» Task brief
Return all lines that include the string "dashed".
+++ Input records
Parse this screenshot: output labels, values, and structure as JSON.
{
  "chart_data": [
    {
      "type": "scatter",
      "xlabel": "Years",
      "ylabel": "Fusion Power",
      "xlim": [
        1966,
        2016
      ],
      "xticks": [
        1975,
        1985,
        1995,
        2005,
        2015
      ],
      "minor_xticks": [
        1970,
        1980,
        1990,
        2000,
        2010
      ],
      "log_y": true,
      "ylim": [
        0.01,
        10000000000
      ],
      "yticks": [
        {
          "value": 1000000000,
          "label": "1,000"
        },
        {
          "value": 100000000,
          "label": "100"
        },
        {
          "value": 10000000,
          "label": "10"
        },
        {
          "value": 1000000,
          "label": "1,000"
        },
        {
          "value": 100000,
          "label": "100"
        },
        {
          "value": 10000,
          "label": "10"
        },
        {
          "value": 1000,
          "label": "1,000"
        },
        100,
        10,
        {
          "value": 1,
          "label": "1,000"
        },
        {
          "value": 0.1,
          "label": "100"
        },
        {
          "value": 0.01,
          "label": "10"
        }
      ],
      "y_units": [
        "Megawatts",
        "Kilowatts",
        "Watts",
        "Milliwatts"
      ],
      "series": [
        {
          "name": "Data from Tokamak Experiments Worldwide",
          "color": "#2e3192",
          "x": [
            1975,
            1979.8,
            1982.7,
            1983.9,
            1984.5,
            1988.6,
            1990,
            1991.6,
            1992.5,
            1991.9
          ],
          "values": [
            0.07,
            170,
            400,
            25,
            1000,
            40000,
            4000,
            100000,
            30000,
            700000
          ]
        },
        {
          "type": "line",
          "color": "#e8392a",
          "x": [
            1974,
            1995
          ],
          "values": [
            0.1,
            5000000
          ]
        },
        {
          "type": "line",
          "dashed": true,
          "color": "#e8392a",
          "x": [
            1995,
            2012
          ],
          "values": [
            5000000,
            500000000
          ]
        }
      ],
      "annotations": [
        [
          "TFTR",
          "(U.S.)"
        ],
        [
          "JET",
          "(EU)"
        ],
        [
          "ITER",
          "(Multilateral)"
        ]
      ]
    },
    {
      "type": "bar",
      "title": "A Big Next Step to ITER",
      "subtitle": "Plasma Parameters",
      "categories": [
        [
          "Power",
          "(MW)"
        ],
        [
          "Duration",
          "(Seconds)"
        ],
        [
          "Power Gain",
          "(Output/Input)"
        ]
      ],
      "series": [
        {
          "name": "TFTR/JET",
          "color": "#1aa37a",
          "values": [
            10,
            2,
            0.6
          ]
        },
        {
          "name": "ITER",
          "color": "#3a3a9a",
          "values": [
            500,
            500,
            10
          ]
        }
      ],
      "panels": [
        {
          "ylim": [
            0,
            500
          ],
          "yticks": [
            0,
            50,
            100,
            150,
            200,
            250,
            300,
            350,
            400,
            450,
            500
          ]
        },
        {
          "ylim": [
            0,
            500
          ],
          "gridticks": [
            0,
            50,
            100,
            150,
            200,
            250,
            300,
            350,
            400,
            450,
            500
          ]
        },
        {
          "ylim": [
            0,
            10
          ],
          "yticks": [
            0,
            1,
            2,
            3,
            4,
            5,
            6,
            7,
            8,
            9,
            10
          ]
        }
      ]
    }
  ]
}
++++++
+++ Input records
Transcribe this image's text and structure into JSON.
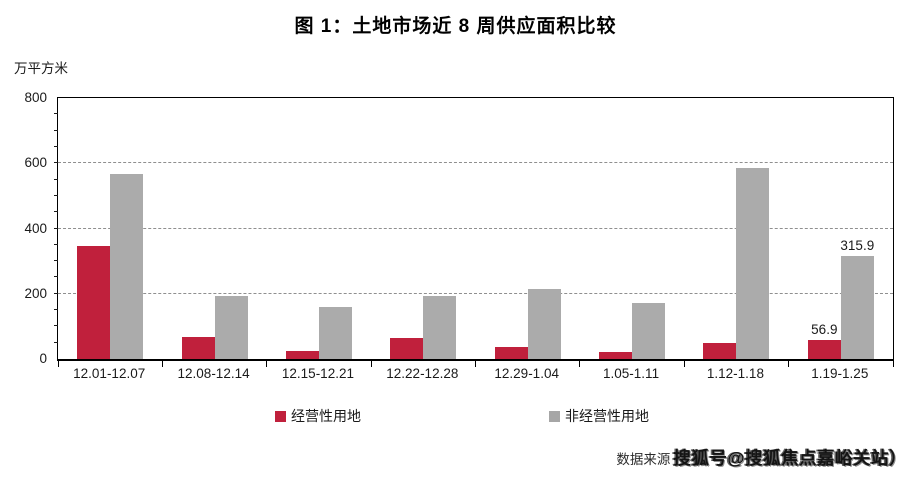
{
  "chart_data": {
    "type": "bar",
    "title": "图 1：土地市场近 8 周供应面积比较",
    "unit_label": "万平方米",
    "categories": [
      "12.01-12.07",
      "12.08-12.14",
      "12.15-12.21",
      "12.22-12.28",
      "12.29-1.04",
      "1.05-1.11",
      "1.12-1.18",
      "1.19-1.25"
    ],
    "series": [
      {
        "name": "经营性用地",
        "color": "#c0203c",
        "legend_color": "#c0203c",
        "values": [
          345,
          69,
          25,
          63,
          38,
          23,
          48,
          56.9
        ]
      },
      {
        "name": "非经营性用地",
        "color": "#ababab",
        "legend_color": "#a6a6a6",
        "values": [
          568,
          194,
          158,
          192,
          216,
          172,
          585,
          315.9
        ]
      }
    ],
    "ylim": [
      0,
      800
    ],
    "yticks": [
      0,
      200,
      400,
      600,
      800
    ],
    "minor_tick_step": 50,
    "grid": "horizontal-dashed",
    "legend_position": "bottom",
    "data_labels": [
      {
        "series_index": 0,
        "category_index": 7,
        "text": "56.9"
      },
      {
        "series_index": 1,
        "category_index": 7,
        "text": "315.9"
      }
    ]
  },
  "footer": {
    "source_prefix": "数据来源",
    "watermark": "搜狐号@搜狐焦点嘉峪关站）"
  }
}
++++++
+++ Input records
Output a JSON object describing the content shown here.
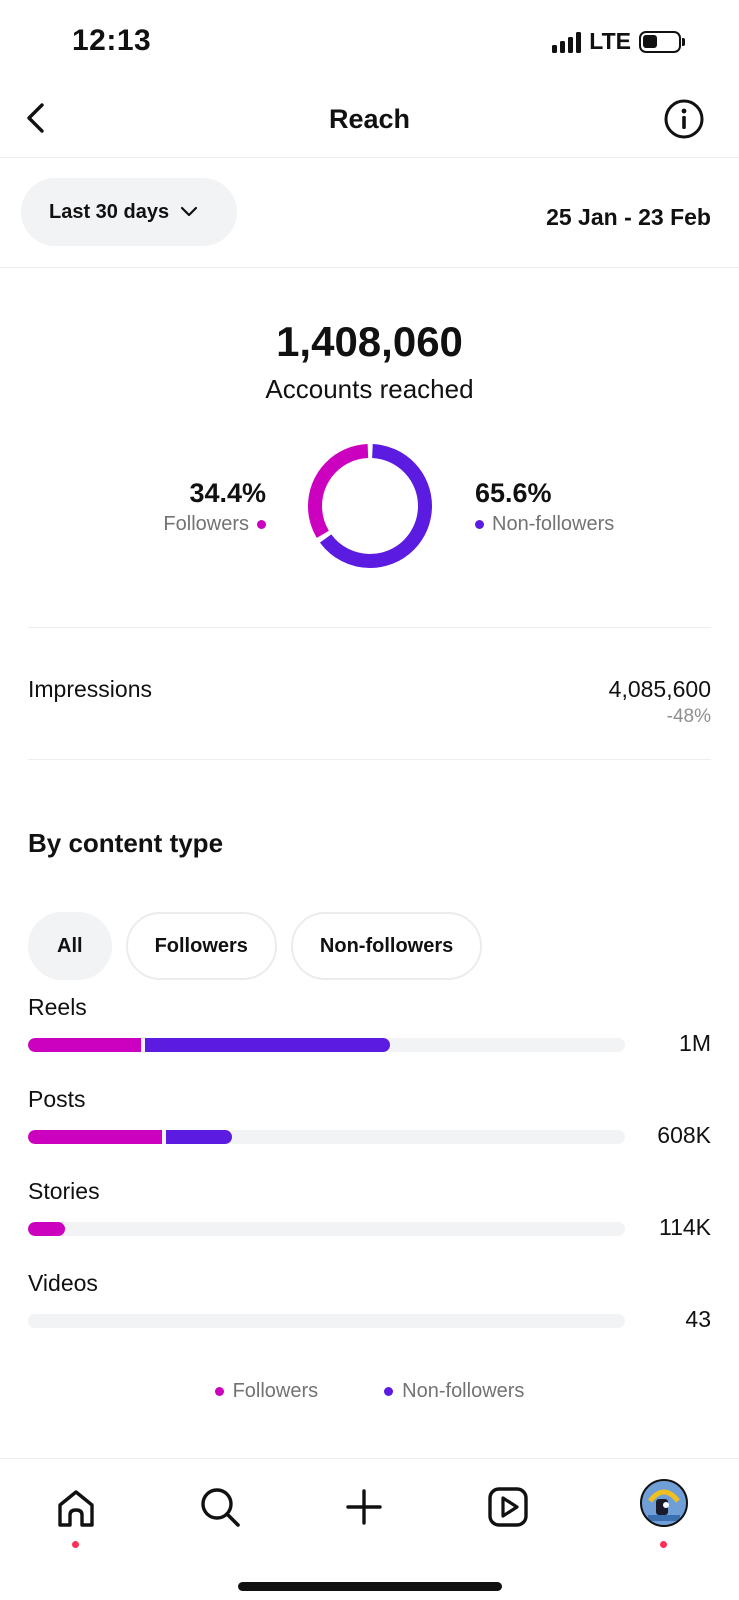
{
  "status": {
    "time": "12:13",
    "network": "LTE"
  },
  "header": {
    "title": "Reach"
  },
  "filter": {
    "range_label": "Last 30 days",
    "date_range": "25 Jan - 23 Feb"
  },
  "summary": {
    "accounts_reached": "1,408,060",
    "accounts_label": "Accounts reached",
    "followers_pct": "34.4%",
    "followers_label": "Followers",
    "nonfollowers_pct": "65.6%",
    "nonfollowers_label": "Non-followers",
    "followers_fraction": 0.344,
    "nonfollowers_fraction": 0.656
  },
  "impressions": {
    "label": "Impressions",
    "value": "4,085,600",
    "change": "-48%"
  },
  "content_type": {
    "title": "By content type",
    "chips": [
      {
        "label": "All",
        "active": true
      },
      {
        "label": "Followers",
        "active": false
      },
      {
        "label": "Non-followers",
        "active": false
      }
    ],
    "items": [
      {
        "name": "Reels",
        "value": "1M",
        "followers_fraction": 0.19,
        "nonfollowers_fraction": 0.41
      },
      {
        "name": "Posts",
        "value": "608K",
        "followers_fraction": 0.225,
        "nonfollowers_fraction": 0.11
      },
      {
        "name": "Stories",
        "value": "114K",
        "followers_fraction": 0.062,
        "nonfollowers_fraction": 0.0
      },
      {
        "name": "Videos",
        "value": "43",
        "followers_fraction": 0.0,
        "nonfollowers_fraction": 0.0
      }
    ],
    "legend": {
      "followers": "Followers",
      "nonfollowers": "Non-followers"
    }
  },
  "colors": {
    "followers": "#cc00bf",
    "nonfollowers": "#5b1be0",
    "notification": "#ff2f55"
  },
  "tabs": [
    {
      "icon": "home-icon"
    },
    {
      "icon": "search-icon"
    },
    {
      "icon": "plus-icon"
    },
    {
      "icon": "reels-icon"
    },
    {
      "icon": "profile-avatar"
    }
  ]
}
++++++
» Full output
          "dashed": true,
    "grid": "horizontal-dashed",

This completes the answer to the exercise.